— start of Available data —
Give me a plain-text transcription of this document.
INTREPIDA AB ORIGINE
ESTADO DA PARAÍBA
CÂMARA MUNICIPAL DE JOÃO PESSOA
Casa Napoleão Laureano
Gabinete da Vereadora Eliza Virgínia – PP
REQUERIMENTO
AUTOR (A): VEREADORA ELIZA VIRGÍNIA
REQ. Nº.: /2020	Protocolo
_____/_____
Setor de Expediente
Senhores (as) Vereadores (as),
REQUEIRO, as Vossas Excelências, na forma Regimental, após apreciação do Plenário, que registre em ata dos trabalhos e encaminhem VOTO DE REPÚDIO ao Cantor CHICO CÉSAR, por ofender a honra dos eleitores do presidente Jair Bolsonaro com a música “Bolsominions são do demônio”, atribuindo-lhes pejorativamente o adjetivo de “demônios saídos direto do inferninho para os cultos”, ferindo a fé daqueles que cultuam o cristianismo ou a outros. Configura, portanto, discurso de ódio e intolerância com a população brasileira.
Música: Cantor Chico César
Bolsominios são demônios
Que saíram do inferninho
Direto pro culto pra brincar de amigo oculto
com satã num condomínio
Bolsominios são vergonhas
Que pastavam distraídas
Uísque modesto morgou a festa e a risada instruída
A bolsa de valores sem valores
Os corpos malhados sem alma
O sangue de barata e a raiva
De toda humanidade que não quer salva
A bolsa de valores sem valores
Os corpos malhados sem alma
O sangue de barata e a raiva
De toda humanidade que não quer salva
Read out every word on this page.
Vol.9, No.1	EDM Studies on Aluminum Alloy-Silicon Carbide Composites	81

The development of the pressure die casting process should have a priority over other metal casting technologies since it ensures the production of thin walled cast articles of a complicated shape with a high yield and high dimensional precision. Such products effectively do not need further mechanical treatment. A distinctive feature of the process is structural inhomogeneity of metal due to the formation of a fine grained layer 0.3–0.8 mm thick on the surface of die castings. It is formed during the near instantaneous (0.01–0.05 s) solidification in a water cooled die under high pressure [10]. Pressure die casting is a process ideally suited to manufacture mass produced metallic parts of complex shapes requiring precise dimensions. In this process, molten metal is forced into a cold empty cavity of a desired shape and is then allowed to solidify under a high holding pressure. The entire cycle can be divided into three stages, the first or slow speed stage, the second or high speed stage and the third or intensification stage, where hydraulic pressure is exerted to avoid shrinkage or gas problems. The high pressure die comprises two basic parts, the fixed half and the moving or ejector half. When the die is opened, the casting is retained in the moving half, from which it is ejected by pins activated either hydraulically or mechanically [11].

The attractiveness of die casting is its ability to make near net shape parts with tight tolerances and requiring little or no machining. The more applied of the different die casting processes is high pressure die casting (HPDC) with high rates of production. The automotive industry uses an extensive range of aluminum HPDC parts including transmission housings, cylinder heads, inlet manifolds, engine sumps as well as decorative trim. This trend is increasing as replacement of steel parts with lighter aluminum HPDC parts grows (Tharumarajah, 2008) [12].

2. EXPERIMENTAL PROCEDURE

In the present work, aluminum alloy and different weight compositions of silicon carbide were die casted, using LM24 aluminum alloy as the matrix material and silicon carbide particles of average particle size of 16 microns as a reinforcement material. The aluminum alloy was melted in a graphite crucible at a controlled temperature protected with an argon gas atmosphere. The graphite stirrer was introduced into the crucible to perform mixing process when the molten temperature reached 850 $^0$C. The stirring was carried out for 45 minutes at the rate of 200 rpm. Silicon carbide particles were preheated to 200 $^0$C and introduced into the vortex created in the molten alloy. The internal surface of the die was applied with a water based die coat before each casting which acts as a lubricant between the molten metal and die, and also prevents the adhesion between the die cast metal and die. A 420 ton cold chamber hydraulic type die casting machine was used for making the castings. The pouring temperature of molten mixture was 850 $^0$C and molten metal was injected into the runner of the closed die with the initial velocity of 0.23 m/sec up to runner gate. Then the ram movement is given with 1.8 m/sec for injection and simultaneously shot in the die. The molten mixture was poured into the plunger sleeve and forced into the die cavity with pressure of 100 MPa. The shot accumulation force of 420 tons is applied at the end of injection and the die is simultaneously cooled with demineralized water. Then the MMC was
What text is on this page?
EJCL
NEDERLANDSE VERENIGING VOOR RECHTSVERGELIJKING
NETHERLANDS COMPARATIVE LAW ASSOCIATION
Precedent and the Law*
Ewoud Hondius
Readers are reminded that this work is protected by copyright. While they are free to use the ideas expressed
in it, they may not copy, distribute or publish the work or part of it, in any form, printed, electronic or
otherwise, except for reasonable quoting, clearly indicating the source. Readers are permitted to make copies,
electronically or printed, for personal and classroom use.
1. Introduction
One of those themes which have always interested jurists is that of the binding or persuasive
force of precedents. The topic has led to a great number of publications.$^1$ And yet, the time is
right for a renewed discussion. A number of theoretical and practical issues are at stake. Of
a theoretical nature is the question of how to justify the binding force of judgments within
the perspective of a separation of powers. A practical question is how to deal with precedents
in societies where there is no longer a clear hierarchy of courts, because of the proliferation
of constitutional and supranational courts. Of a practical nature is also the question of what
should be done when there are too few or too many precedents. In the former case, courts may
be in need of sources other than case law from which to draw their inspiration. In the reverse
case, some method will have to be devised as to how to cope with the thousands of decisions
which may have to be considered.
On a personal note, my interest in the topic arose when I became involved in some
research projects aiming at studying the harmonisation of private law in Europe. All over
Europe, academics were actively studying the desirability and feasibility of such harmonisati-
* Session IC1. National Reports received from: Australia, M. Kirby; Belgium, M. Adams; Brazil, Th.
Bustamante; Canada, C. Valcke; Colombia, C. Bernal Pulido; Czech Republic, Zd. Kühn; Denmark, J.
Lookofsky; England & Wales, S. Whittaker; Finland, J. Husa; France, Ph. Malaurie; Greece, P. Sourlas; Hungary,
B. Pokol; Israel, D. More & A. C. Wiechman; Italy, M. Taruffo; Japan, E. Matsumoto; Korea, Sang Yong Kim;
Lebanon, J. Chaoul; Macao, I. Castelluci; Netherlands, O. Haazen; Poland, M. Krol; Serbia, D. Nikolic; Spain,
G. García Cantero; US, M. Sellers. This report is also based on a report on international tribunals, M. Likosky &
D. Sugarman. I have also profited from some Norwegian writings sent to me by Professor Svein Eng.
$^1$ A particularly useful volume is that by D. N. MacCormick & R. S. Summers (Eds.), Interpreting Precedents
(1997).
— end of Available data —
● **Job**
Make a verbatim copy of every entry shown above.

● **Response to the exercise**
Give me a plain-text transcription of this document.
INTREPIDA AB ORIGINE
ESTADO DA PARAÍBA
CÂMARA MUNICIPAL DE JOÃO PESSOA
Casa Napoleão Laureano
Gabinete da Vereadora Eliza Virgínia – PP
REQUERIMENTO
AUTOR (A): VEREADORA ELIZA VIRGÍNIA
REQ. Nº.: /2020	Protocolo
_____/_____
Setor de Expediente
Senhores (as) Vereadores (as),
REQUEIRO, as Vossas Excelências, na forma Regimental, após apreciação do Plenário, que registre em ata dos trabalhos e encaminhem VOTO DE REPÚDIO ao Cantor CHICO CÉSAR, por ofender a honra dos eleitores do presidente Jair Bolsonaro com a música “Bolsominions são do demônio”, atribuindo-lhes pejorativamente o adjetivo de “demônios saídos direto do inferninho para os cultos”, ferindo a fé daqueles que cultuam o cristianismo ou a outros. Configura, portanto, discurso de ódio e intolerância com a população brasileira.
Música: Cantor Chico César
Bolsominios são demônios
Que saíram do inferninho
Direto pro culto pra brincar de amigo oculto
com satã num condomínio
Bolsominios são vergonhas
Que pastavam distraídas
Uísque modesto morgou a festa e a risada instruída
A bolsa de valores sem valores
Os corpos malhados sem alma
O sangue de barata e a raiva
De toda humanidade que não quer salva
A bolsa de valores sem valores
Os corpos malhados sem alma
O sangue de barata e a raiva
De toda humanidade que não quer salva
Read out every word on this page.
Vol.9, No.1	EDM Studies on Aluminum Alloy-Silicon Carbide Composites	81

The development of the pressure die casting process should have a priority over other metal casting technologies since it ensures the production of thin walled cast articles of a complicated shape with a high yield and high dimensional precision. Such products effectively do not need further mechanical treatment. A distinctive feature of the process is structural inhomogeneity of metal due to the formation of a fine grained layer 0.3–0.8 mm thick on the surface of die castings. It is formed during the near instantaneous (0.01–0.05 s) solidification in a water cooled die under high pressure [10]. Pressure die casting is a process ideally suited to manufacture mass produced metallic parts of complex shapes requiring precise dimensions. In this process, molten metal is forced into a cold empty cavity of a desired shape and is then allowed to solidify under a high holding pressure. The entire cycle can be divided into three stages, the first or slow speed stage, the second or high speed stage and the third or intensification stage, where hydraulic pressure is exerted to avoid shrinkage or gas problems. The high pressure die comprises two basic parts, the fixed half and the moving or ejector half. When the die is opened, the casting is retained in the moving half, from which it is ejected by pins activated either hydraulically or mechanically [11].

The attractiveness of die casting is its ability to make near net shape parts with tight tolerances and requiring little or no machining. The more applied of the different die casting processes is high pressure die casting (HPDC) with high rates of production. The automotive industry uses an extensive range of aluminum HPDC parts including transmission housings, cylinder heads, inlet manifolds, engine sumps as well as decorative trim. This trend is increasing as replacement of steel parts with lighter aluminum HPDC parts grows (Tharumarajah, 2008) [12].

2. EXPERIMENTAL PROCEDURE

In the present work, aluminum alloy and different weight compositions of silicon carbide were die casted, using LM24 aluminum alloy as the matrix material and silicon carbide particles of average particle size of 16 microns as a reinforcement material. The aluminum alloy was melted in a graphite crucible at a controlled temperature protected with an argon gas atmosphere. The graphite stirrer was introduced into the crucible to perform mixing process when the molten temperature reached 850 $^0$C. The stirring was carried out for 45 minutes at the rate of 200 rpm. Silicon carbide particles were preheated to 200 $^0$C and introduced into the vortex created in the molten alloy. The internal surface of the die was applied with a water based die coat before each casting which acts as a lubricant between the molten metal and die, and also prevents the adhesion between the die cast metal and die. A 420 ton cold chamber hydraulic type die casting machine was used for making the castings. The pouring temperature of molten mixture was 850 $^0$C and molten metal was injected into the runner of the closed die with the initial velocity of 0.23 m/sec up to runner gate. Then the ram movement is given with 1.8 m/sec for injection and simultaneously shot in the die. The molten mixture was poured into the plunger sleeve and forced into the die cavity with pressure of 100 MPa. The shot accumulation force of 420 tons is applied at the end of injection and the die is simultaneously cooled with demineralized water. Then the MMC was
What text is on this page?
EJCL
NEDERLANDSE VERENIGING VOOR RECHTSVERGELIJKING
NETHERLANDS COMPARATIVE LAW ASSOCIATION
Precedent and the Law*
Ewoud Hondius
Readers are reminded that this work is protected by copyright. While they are free to use the ideas expressed
in it, they may not copy, distribute or publish the work or part of it, in any form, printed, electronic or
otherwise, except for reasonable quoting, clearly indicating the source. Readers are permitted to make copies,
electronically or printed, for personal and classroom use.
1. Introduction
One of those themes which have always interested jurists is that of the binding or persuasive
force of precedents. The topic has led to a great number of publications.$^1$ And yet, the time is
right for a renewed discussion. A number of theoretical and practical issues are at stake. Of
a theoretical nature is the question of how to justify the binding force of judgments within
the perspective of a separation of powers. A practical question is how to deal with precedents
in societies where there is no longer a clear hierarchy of courts, because of the proliferation
of constitutional and supranational courts. Of a practical nature is also the question of what
should be done when there are too few or too many precedents. In the former case, courts may
be in need of sources other than case law from which to draw their inspiration. In the reverse
case, some method will have to be devised as to how to cope with the thousands of decisions
which may have to be considered.
On a personal note, my interest in the topic arose when I became involved in some
research projects aiming at studying the harmonisation of private law in Europe. All over
Europe, academics were actively studying the desirability and feasibility of such harmonisati-
* Session IC1. National Reports received from: Australia, M. Kirby; Belgium, M. Adams; Brazil, Th.
Bustamante; Canada, C. Valcke; Colombia, C. Bernal Pulido; Czech Republic, Zd. Kühn; Denmark, J.
Lookofsky; England & Wales, S. Whittaker; Finland, J. Husa; France, Ph. Malaurie; Greece, P. Sourlas; Hungary,
B. Pokol; Israel, D. More & A. C. Wiechman; Italy, M. Taruffo; Japan, E. Matsumoto; Korea, Sang Yong Kim;
Lebanon, J. Chaoul; Macao, I. Castelluci; Netherlands, O. Haazen; Poland, M. Krol; Serbia, D. Nikolic; Spain,
G. García Cantero; US, M. Sellers. This report is also based on a report on international tribunals, M. Likosky &
D. Sugarman. I have also profited from some Norwegian writings sent to me by Professor Svein Eng.
$^1$ A particularly useful volume is that by D. N. MacCormick & R. S. Summers (Eds.), Interpreting Precedents
(1997).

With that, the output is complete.